=== Entries shown ===

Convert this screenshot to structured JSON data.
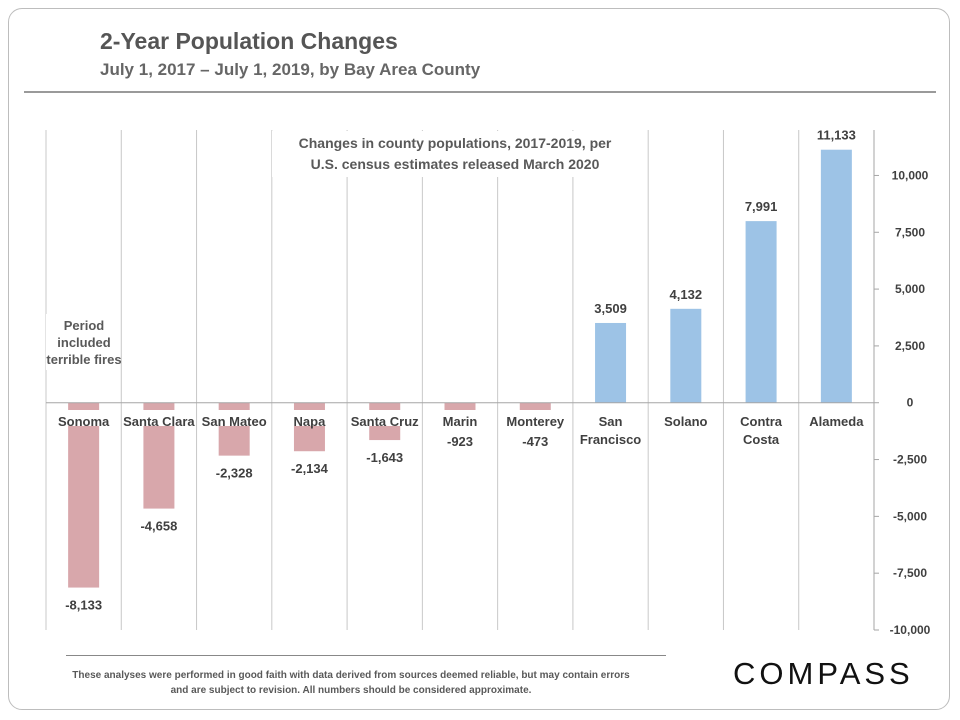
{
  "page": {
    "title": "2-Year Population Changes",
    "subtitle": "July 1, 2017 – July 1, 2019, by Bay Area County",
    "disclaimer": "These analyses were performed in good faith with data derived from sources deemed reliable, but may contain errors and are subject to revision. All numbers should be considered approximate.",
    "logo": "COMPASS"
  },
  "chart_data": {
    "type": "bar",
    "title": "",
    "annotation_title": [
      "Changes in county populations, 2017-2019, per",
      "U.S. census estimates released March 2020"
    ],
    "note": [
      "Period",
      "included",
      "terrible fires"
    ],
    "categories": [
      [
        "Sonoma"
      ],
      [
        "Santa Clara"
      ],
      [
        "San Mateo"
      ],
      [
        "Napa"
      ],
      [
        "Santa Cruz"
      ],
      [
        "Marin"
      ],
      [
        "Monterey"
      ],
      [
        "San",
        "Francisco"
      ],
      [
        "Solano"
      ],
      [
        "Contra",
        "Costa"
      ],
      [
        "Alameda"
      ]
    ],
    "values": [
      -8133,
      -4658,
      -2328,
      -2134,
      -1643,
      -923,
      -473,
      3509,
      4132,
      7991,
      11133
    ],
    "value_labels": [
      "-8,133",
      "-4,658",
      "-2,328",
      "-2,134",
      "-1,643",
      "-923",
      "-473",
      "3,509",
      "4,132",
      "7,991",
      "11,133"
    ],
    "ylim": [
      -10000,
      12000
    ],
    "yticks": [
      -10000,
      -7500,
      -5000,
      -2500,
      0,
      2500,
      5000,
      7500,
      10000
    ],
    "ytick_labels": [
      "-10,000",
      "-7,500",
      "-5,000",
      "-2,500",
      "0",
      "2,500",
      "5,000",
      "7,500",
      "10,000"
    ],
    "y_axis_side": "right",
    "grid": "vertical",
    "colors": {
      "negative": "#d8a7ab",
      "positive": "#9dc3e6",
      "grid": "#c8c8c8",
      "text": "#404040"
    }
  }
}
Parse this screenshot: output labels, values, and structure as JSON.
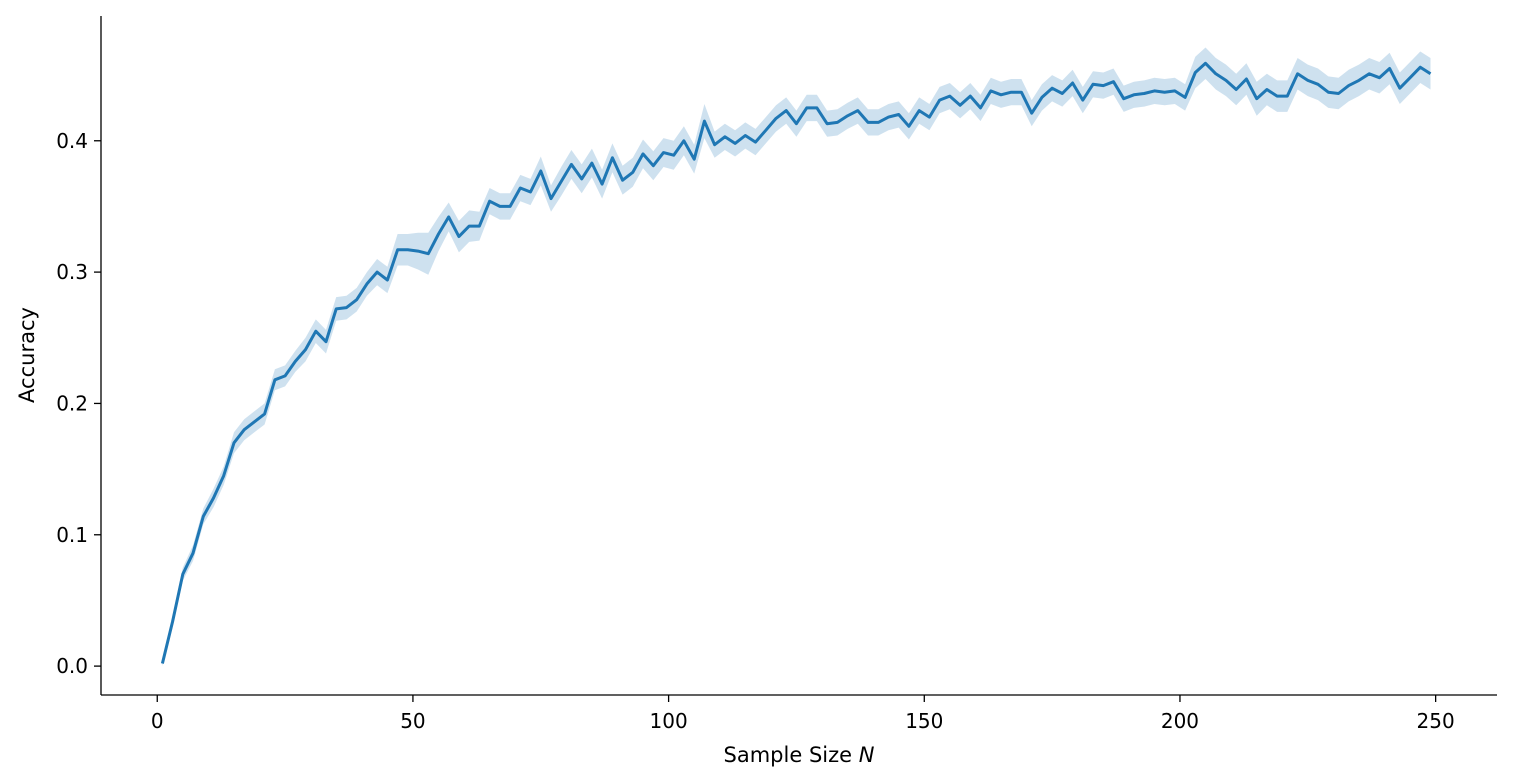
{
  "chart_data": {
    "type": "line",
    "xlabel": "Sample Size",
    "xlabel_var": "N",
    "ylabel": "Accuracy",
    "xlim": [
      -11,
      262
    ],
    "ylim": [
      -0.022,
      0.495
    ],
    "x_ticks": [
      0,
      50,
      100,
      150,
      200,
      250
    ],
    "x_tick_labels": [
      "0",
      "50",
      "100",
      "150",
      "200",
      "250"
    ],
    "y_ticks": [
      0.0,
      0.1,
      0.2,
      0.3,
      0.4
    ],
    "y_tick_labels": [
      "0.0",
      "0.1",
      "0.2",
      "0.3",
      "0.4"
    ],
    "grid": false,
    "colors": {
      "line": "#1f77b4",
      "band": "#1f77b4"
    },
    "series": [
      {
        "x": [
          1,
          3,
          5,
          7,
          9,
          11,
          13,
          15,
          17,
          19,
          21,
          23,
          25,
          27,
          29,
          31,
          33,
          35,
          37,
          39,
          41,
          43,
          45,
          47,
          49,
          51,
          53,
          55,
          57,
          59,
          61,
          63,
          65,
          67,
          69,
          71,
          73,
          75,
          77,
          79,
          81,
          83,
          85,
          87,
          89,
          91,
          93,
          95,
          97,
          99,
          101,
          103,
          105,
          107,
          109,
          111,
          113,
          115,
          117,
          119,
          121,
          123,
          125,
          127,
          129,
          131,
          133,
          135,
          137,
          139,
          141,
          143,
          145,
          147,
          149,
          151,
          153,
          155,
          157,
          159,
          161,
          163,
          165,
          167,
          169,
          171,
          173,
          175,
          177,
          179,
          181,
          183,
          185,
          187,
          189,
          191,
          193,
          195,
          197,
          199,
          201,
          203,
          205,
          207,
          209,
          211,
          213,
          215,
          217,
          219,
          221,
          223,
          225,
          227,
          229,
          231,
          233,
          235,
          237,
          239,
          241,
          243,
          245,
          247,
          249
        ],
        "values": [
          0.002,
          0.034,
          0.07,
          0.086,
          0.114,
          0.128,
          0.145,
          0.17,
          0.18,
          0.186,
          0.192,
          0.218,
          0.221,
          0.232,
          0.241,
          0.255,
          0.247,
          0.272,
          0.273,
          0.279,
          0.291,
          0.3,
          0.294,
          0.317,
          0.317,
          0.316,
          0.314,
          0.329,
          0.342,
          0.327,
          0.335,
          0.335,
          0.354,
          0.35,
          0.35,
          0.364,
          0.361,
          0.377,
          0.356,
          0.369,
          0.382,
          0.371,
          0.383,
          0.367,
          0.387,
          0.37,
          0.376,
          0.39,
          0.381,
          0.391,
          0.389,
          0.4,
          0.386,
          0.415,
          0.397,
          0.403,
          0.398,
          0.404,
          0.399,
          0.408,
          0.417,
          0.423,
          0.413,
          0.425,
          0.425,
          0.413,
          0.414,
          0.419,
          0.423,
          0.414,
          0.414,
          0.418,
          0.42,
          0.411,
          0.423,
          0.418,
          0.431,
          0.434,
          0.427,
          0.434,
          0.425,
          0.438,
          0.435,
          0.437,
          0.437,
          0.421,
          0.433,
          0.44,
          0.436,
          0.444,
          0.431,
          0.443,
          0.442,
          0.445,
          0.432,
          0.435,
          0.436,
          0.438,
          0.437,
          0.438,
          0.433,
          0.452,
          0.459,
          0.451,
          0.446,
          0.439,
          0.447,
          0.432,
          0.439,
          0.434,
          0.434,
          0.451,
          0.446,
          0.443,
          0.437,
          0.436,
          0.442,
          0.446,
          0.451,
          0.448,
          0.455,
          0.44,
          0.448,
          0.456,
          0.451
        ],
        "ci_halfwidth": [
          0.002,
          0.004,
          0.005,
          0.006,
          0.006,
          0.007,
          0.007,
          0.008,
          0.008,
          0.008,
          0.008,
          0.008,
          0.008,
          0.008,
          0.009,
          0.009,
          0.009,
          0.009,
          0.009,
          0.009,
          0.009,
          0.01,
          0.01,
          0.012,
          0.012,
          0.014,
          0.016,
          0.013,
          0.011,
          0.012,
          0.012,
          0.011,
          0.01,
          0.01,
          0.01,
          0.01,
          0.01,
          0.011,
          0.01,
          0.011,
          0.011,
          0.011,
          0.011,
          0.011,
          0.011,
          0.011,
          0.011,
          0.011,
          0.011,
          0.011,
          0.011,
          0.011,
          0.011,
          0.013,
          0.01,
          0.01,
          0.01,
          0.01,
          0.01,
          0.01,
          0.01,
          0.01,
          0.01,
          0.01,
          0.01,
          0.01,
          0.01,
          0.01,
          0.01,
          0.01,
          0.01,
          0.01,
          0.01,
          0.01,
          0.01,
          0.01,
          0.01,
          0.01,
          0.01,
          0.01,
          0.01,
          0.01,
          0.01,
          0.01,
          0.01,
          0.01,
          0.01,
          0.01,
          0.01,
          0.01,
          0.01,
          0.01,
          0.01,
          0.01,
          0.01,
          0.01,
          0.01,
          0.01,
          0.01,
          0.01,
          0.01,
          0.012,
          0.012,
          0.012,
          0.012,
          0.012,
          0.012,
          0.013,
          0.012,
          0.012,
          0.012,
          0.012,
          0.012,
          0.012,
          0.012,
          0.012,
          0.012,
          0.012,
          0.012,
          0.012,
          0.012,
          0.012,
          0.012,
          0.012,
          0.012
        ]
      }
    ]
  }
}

===

**Given instruction:**
Repeat the full listing above exactly, with no pictures in the copy.

**Correct answer:**
Convert this screenshot to structured JSON data.
{
  "page": {
    "title": "2-Year Population Changes",
    "subtitle": "July 1, 2017 – July 1, 2019, by Bay Area County",
    "disclaimer": "These analyses were performed in good faith with data derived from sources deemed reliable, but may contain errors and are subject to revision. All numbers should be considered approximate.",
    "logo": "COMPASS"
  },
  "chart_data": {
    "type": "bar",
    "title": "",
    "annotation_title": [
      "Changes in county populations, 2017-2019, per",
      "U.S. census estimates released March 2020"
    ],
    "note": [
      "Period",
      "included",
      "terrible fires"
    ],
    "categories": [
      [
        "Sonoma"
      ],
      [
        "Santa Clara"
      ],
      [
        "San Mateo"
      ],
      [
        "Napa"
      ],
      [
        "Santa Cruz"
      ],
      [
        "Marin"
      ],
      [
        "Monterey"
      ],
      [
        "San",
        "Francisco"
      ],
      [
        "Solano"
      ],
      [
        "Contra",
        "Costa"
      ],
      [
        "Alameda"
      ]
    ],
    "values": [
      -8133,
      -4658,
      -2328,
      -2134,
      -1643,
      -923,
      -473,
      3509,
      4132,
      7991,
      11133
    ],
    "value_labels": [
      "-8,133",
      "-4,658",
      "-2,328",
      "-2,134",
      "-1,643",
      "-923",
      "-473",
      "3,509",
      "4,132",
      "7,991",
      "11,133"
    ],
    "ylim": [
      -10000,
      12000
    ],
    "yticks": [
      -10000,
      -7500,
      -5000,
      -2500,
      0,
      2500,
      5000,
      7500,
      10000
    ],
    "ytick_labels": [
      "-10,000",
      "-7,500",
      "-5,000",
      "-2,500",
      "0",
      "2,500",
      "5,000",
      "7,500",
      "10,000"
    ],
    "y_axis_side": "right",
    "grid": "vertical",
    "colors": {
      "negative": "#d8a7ab",
      "positive": "#9dc3e6",
      "grid": "#c8c8c8",
      "text": "#404040"
    }
  }
}
Parse this screenshot: output labels, values, and structure as JSON.
{
  "chart_data": {
    "type": "line",
    "xlabel": "Sample Size",
    "xlabel_var": "N",
    "ylabel": "Accuracy",
    "xlim": [
      -11,
      262
    ],
    "ylim": [
      -0.022,
      0.495
    ],
    "x_ticks": [
      0,
      50,
      100,
      150,
      200,
      250
    ],
    "x_tick_labels": [
      "0",
      "50",
      "100",
      "150",
      "200",
      "250"
    ],
    "y_ticks": [
      0.0,
      0.1,
      0.2,
      0.3,
      0.4
    ],
    "y_tick_labels": [
      "0.0",
      "0.1",
      "0.2",
      "0.3",
      "0.4"
    ],
    "grid": false,
    "colors": {
      "line": "#1f77b4",
      "band": "#1f77b4"
    },
    "series": [
      {
        "x": [
          1,
          3,
          5,
          7,
          9,
          11,
          13,
          15,
          17,
          19,
          21,
          23,
          25,
          27,
          29,
          31,
          33,
          35,
          37,
          39,
          41,
          43,
          45,
          47,
          49,
          51,
          53,
          55,
          57,
          59,
          61,
          63,
          65,
          67,
          69,
          71,
          73,
          75,
          77,
          79,
          81,
          83,
          85,
          87,
          89,
          91,
          93,
          95,
          97,
          99,
          101,
          103,
          105,
          107,
          109,
          111,
          113,
          115,
          117,
          119,
          121,
          123,
          125,
          127,
          129,
          131,
          133,
          135,
          137,
          139,
          141,
          143,
          145,
          147,
          149,
          151,
          153,
          155,
          157,
          159,
          161,
          163,
          165,
          167,
          169,
          171,
          173,
          175,
          177,
          179,
          181,
          183,
          185,
          187,
          189,
          191,
          193,
          195,
          197,
          199,
          201,
          203,
          205,
          207,
          209,
          211,
          213,
          215,
          217,
          219,
          221,
          223,
          225,
          227,
          229,
          231,
          233,
          235,
          237,
          239,
          241,
          243,
          245,
          247,
          249
        ],
        "values": [
          0.002,
          0.034,
          0.07,
          0.086,
          0.114,
          0.128,
          0.145,
          0.17,
          0.18,
          0.186,
          0.192,
          0.218,
          0.221,
          0.232,
          0.241,
          0.255,
          0.247,
          0.272,
          0.273,
          0.279,
          0.291,
          0.3,
          0.294,
          0.317,
          0.317,
          0.316,
          0.314,
          0.329,
          0.342,
          0.327,
          0.335,
          0.335,
          0.354,
          0.35,
          0.35,
          0.364,
          0.361,
          0.377,
          0.356,
          0.369,
          0.382,
          0.371,
          0.383,
          0.367,
          0.387,
          0.37,
          0.376,
          0.39,
          0.381,
          0.391,
          0.389,
          0.4,
          0.386,
          0.415,
          0.397,
          0.403,
          0.398,
          0.404,
          0.399,
          0.408,
          0.417,
          0.423,
          0.413,
          0.425,
          0.425,
          0.413,
          0.414,
          0.419,
          0.423,
          0.414,
          0.414,
          0.418,
          0.42,
          0.411,
          0.423,
          0.418,
          0.431,
          0.434,
          0.427,
          0.434,
          0.425,
          0.438,
          0.435,
          0.437,
          0.437,
          0.421,
          0.433,
          0.44,
          0.436,
          0.444,
          0.431,
          0.443,
          0.442,
          0.445,
          0.432,
          0.435,
          0.436,
          0.438,
          0.437,
          0.438,
          0.433,
          0.452,
          0.459,
          0.451,
          0.446,
          0.439,
          0.447,
          0.432,
          0.439,
          0.434,
          0.434,
          0.451,
          0.446,
          0.443,
          0.437,
          0.436,
          0.442,
          0.446,
          0.451,
          0.448,
          0.455,
          0.44,
          0.448,
          0.456,
          0.451
        ],
        "ci_halfwidth": [
          0.002,
          0.004,
          0.005,
          0.006,
          0.006,
          0.007,
          0.007,
          0.008,
          0.008,
          0.008,
          0.008,
          0.008,
          0.008,
          0.008,
          0.009,
          0.009,
          0.009,
          0.009,
          0.009,
          0.009,
          0.009,
          0.01,
          0.01,
          0.012,
          0.012,
          0.014,
          0.016,
          0.013,
          0.011,
          0.012,
          0.012,
          0.011,
          0.01,
          0.01,
          0.01,
          0.01,
          0.01,
          0.011,
          0.01,
          0.011,
          0.011,
          0.011,
          0.011,
          0.011,
          0.011,
          0.011,
          0.011,
          0.011,
          0.011,
          0.011,
          0.011,
          0.011,
          0.011,
          0.013,
          0.01,
          0.01,
          0.01,
          0.01,
          0.01,
          0.01,
          0.01,
          0.01,
          0.01,
          0.01,
          0.01,
          0.01,
          0.01,
          0.01,
          0.01,
          0.01,
          0.01,
          0.01,
          0.01,
          0.01,
          0.01,
          0.01,
          0.01,
          0.01,
          0.01,
          0.01,
          0.01,
          0.01,
          0.01,
          0.01,
          0.01,
          0.01,
          0.01,
          0.01,
          0.01,
          0.01,
          0.01,
          0.01,
          0.01,
          0.01,
          0.01,
          0.01,
          0.01,
          0.01,
          0.01,
          0.01,
          0.01,
          0.012,
          0.012,
          0.012,
          0.012,
          0.012,
          0.012,
          0.013,
          0.012,
          0.012,
          0.012,
          0.012,
          0.012,
          0.012,
          0.012,
          0.012,
          0.012,
          0.012,
          0.012,
          0.012,
          0.012,
          0.012,
          0.012,
          0.012,
          0.012
        ]
      }
    ]
  }
}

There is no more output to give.